### [YOUR INSTRUCTIONS]
Wherever the string "estático" appears in a line, extract that line.

### [MATERIAL SHOWN]
— START —

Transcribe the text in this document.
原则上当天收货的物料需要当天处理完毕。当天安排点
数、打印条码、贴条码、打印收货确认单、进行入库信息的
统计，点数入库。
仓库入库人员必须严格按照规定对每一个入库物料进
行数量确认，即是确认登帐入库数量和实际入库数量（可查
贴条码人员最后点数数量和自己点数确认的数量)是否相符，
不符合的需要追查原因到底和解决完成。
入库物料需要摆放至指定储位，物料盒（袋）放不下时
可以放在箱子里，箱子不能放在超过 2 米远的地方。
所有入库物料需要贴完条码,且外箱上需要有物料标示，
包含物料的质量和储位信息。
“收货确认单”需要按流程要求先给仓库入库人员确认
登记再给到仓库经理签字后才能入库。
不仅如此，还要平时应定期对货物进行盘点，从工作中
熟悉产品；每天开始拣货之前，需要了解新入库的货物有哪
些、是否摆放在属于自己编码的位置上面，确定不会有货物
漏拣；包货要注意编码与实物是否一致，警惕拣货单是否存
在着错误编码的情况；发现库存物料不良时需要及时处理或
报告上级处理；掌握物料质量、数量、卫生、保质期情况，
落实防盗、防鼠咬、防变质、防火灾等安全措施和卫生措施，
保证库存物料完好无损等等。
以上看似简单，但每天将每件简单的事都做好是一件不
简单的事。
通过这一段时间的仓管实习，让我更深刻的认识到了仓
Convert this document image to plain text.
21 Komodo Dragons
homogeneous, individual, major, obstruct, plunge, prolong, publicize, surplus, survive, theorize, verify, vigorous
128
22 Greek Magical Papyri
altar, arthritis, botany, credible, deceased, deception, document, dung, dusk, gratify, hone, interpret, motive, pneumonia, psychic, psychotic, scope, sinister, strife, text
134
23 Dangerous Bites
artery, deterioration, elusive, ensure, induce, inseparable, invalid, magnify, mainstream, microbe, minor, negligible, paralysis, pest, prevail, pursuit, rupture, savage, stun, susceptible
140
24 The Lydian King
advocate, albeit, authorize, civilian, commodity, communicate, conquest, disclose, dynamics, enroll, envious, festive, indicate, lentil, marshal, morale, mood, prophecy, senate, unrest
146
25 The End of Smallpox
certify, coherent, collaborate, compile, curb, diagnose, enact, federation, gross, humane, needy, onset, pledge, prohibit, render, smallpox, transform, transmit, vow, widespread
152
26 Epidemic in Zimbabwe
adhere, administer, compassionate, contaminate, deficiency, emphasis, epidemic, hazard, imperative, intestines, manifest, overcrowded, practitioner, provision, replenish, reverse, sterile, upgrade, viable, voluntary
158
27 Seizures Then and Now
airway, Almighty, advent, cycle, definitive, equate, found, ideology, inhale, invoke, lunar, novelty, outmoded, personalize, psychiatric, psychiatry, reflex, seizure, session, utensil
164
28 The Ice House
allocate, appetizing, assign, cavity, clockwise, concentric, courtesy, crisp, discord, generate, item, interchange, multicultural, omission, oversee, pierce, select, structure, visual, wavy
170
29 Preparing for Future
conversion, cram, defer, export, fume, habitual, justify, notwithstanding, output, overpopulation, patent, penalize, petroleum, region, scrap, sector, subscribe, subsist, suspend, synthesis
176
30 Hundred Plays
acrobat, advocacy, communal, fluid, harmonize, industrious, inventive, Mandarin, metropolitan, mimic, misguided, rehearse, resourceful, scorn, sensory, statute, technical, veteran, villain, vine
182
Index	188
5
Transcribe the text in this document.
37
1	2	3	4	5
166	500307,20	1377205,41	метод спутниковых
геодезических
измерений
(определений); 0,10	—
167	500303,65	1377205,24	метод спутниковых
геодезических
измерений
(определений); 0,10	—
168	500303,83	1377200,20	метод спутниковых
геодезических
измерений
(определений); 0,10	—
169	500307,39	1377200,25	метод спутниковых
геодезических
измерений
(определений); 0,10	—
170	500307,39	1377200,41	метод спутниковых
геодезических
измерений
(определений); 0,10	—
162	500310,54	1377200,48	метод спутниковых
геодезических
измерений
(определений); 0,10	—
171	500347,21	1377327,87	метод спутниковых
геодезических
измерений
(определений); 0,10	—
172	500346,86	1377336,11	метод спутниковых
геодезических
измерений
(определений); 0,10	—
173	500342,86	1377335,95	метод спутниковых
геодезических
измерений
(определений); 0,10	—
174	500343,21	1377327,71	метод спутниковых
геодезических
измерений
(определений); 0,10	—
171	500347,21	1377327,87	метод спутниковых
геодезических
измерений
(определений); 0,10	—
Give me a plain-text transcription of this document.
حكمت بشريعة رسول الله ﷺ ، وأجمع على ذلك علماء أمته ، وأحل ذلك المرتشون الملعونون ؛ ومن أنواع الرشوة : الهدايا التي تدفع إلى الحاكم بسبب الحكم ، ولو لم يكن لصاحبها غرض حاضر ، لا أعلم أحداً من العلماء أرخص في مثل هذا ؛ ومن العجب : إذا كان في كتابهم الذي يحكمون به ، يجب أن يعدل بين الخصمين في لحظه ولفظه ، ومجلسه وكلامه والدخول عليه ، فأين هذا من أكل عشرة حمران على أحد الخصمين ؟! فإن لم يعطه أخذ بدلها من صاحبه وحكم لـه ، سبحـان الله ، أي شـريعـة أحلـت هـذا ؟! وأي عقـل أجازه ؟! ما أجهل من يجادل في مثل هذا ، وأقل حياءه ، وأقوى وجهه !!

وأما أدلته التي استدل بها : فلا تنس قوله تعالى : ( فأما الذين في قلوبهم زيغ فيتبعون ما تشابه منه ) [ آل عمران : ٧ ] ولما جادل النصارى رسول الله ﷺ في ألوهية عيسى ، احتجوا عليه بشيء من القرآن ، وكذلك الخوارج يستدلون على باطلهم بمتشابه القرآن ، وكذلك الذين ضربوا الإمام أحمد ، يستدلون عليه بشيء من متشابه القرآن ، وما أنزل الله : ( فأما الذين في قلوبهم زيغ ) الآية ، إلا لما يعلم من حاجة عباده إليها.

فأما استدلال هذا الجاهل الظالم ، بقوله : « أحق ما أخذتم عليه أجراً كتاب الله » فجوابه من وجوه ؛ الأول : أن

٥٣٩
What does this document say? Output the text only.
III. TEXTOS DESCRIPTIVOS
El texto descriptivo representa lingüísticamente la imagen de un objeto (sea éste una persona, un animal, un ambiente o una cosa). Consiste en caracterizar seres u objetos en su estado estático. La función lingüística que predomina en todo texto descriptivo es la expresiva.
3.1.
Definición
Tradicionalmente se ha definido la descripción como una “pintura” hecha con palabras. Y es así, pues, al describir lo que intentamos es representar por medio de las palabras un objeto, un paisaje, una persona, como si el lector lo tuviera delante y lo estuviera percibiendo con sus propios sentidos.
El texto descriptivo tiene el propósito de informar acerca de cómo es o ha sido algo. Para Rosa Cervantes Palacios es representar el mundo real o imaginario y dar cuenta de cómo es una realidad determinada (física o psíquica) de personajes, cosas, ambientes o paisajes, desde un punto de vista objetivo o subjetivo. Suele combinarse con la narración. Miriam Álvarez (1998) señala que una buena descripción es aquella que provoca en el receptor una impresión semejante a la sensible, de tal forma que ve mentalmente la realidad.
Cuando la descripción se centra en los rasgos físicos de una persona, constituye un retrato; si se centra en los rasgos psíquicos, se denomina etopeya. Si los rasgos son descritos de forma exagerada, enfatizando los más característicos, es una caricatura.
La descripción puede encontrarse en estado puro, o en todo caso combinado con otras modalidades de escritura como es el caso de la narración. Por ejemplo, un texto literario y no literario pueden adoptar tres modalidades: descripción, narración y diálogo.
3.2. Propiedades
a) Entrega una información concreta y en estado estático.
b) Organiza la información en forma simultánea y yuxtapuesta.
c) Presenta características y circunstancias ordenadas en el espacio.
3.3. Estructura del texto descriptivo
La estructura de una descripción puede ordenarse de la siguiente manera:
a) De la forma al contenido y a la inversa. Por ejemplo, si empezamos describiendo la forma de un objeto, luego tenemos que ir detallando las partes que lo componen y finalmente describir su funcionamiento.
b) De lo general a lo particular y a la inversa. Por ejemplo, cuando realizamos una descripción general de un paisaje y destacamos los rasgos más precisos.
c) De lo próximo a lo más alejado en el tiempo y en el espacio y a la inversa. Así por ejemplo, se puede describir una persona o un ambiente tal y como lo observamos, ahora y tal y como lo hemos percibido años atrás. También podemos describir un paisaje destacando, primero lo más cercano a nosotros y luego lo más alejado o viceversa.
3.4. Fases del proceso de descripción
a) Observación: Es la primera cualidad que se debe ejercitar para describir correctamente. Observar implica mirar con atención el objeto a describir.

— END —

### [RESULT OF THIS EXERCISE]
El texto descriptivo representa lingüísticamente la imagen de un objeto (sea éste una persona, un animal, un ambiente o una cosa). Consiste en caracterizar seres u objetos en su estado estático. La función lingüística que predomina en todo texto descriptivo es la expresiva.
a) Entrega una información concreta y en estado estático.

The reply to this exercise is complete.